DIRECTIONS
Using the data beneath, show every line that includes the word "детей".

ENTRIES SHOWN
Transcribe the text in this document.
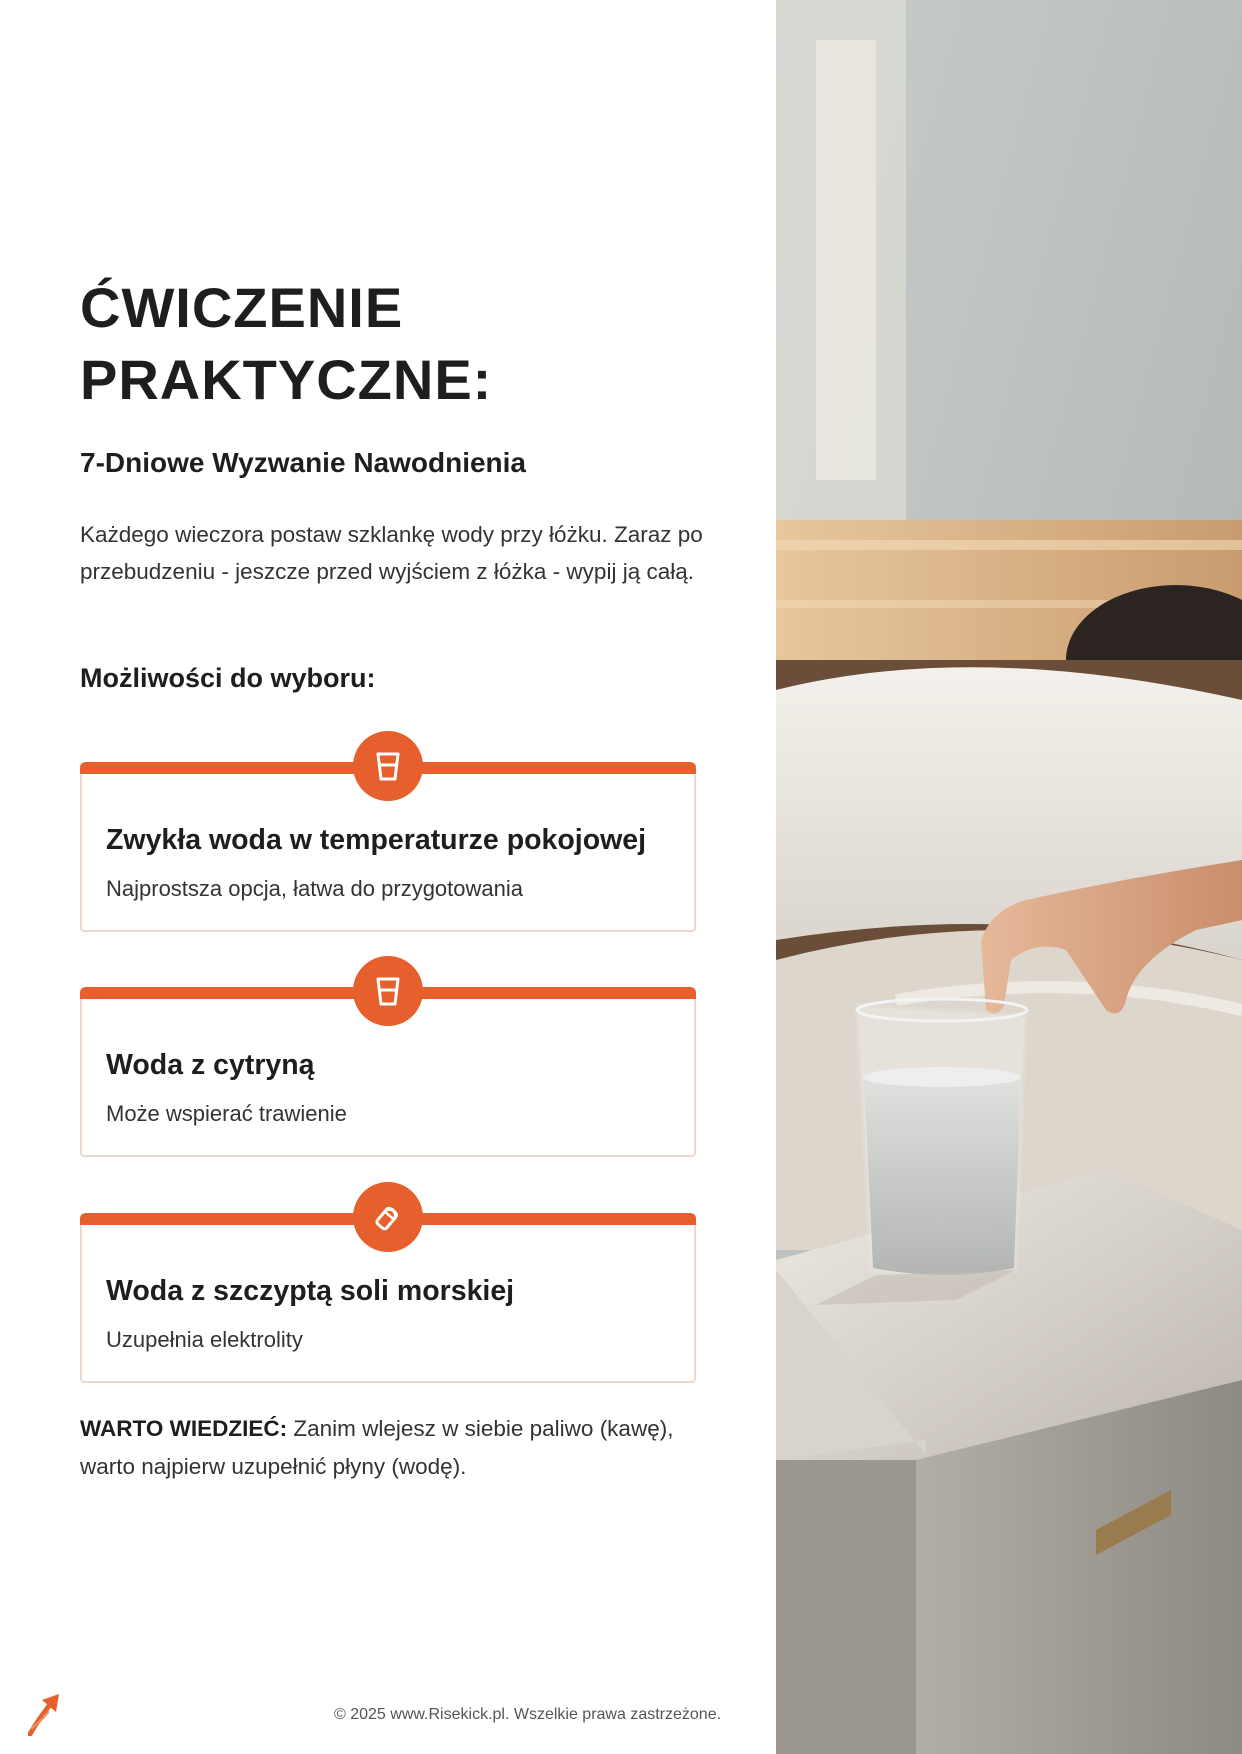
ĆWICZENIE
PRAKTYCZNE:
7-Dniowe Wyzwanie Nawodnienia

Każdego wieczora postaw szklankę wody przy łóżku. Zaraz po przebudzeniu - jeszcze przed wyjściem z łóżka - wypij ją całą.

Możliwości do wyboru:
Zwykła woda w temperaturze pokojowej
Najprostsza opcja, łatwa do przygotowania
Woda z cytryną
Może wspierać trawienie
Woda z szczyptą soli morskiej
Uzupełnia elektrolity

WARTO WIEDZIEĆ: Zanim wlejesz w siebie paliwo (kawę), warto najpierw uzupełnić płyny (wodę).

© 2025 www.Risekick.pl. Wszelkie prawa zastrzeżone.
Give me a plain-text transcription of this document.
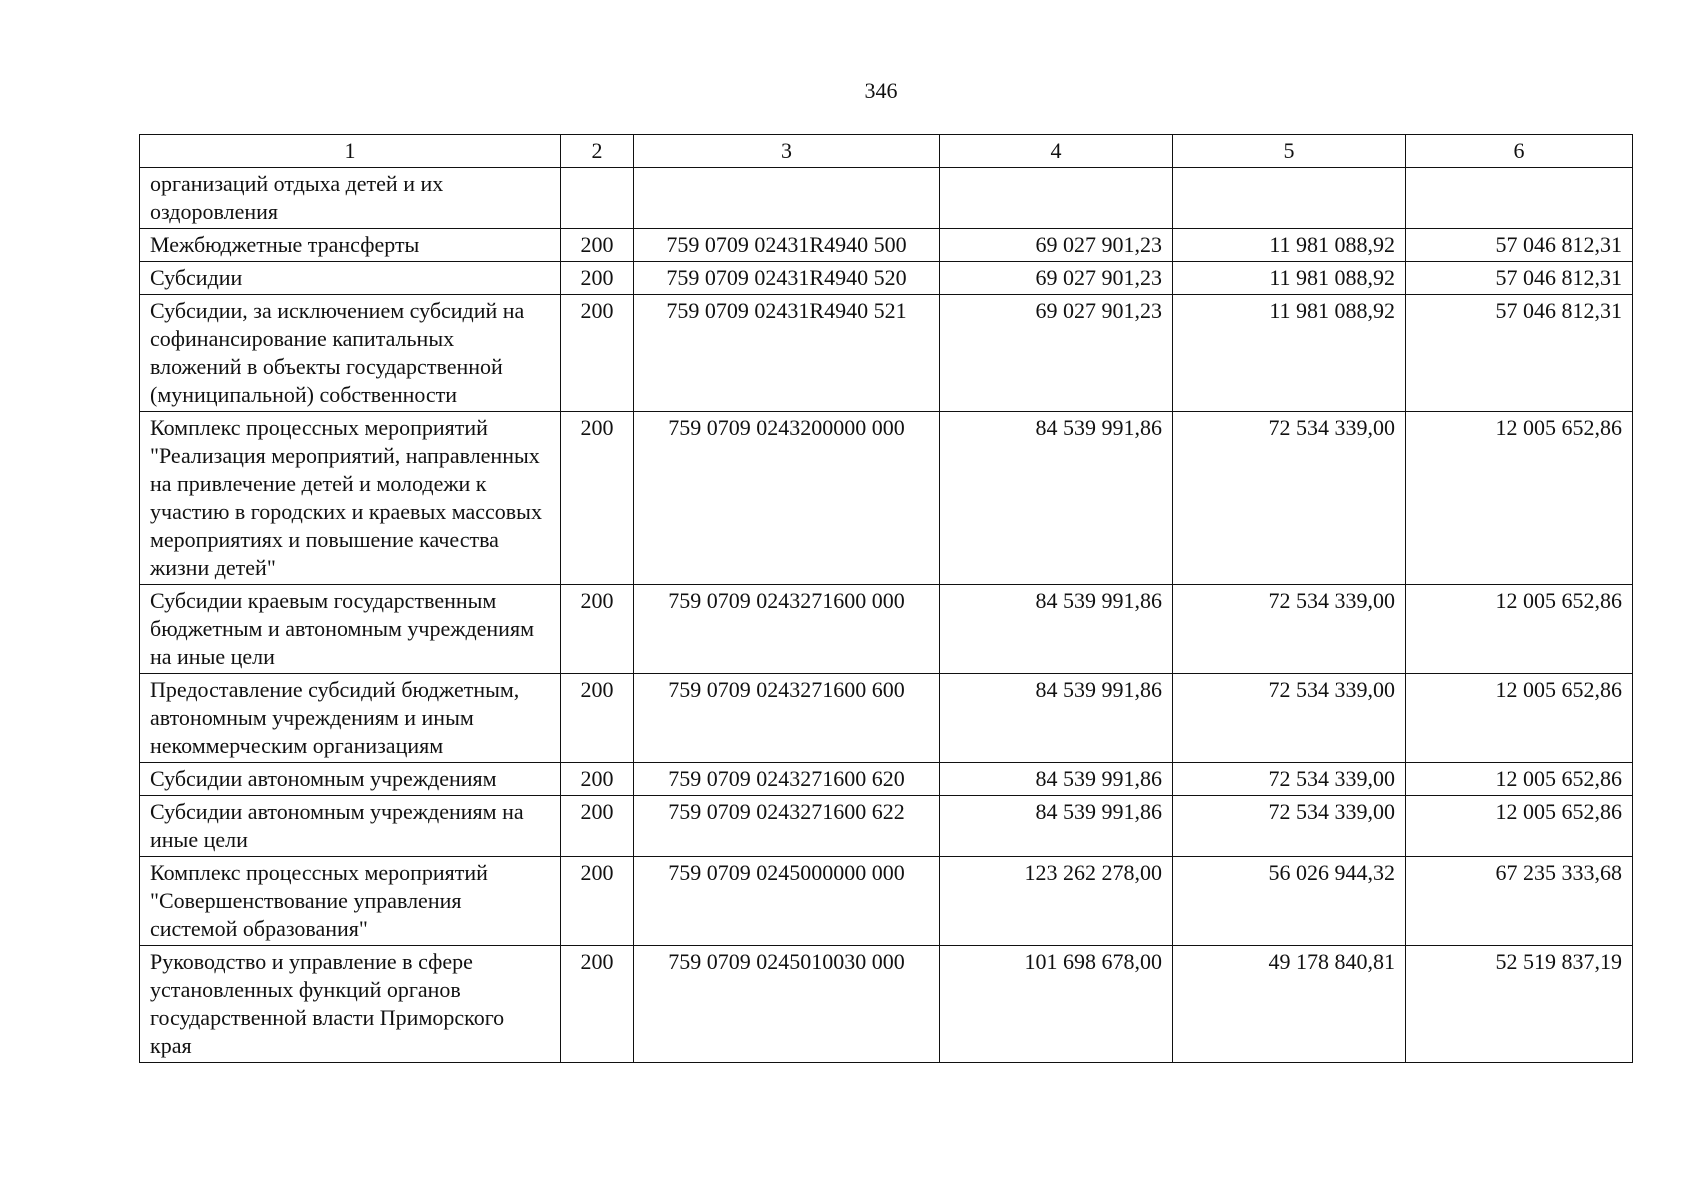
346
1	2	3	4	5	6
организаций отдыха детей и их оздоровления					
Межбюджетные трансферты	200	759 0709 02431R4940 500	69 027 901,23	11 981 088,92	57 046 812,31
Субсидии	200	759 0709 02431R4940 520	69 027 901,23	11 981 088,92	57 046 812,31
Субсидии, за исключением субсидий на софинансирование капитальных вложений в объекты государственной (муниципальной) собственности	200	759 0709 02431R4940 521	69 027 901,23	11 981 088,92	57 046 812,31
Комплекс процессных мероприятий "Реализация мероприятий, направленных на привлечение детей и молодежи к участию в городских и краевых массовых мероприятиях и повышение качества жизни детей"	200	759 0709 0243200000 000	84 539 991,86	72 534 339,00	12 005 652,86
Субсидии краевым государственным бюджетным и автономным учреждениям на иные цели	200	759 0709 0243271600 000	84 539 991,86	72 534 339,00	12 005 652,86
Предоставление субсидий бюджетным, автономным учреждениям и иным некоммерческим организациям	200	759 0709 0243271600 600	84 539 991,86	72 534 339,00	12 005 652,86
Субсидии автономным учреждениям	200	759 0709 0243271600 620	84 539 991,86	72 534 339,00	12 005 652,86
Субсидии автономным учреждениям на иные цели	200	759 0709 0243271600 622	84 539 991,86	72 534 339,00	12 005 652,86
Комплекс процессных мероприятий "Совершенствование управления системой образования"	200	759 0709 0245000000 000	123 262 278,00	56 026 944,32	67 235 333,68
Руководство и управление в сфере установленных функций органов государственной власти Приморского края	200	759 0709 0245010030 000	101 698 678,00	49 178 840,81	52 519 837,19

EXERCISE RESULT
организаций отдыха детей и их оздоровления					
Комплекс процессных мероприятий "Реализация мероприятий, направленных на привлечение детей и молодежи к участию в городских и краевых массовых мероприятиях и повышение качества жизни детей"	200	759 0709 0243200000 000	84 539 991,86	72 534 339,00	12 005 652,86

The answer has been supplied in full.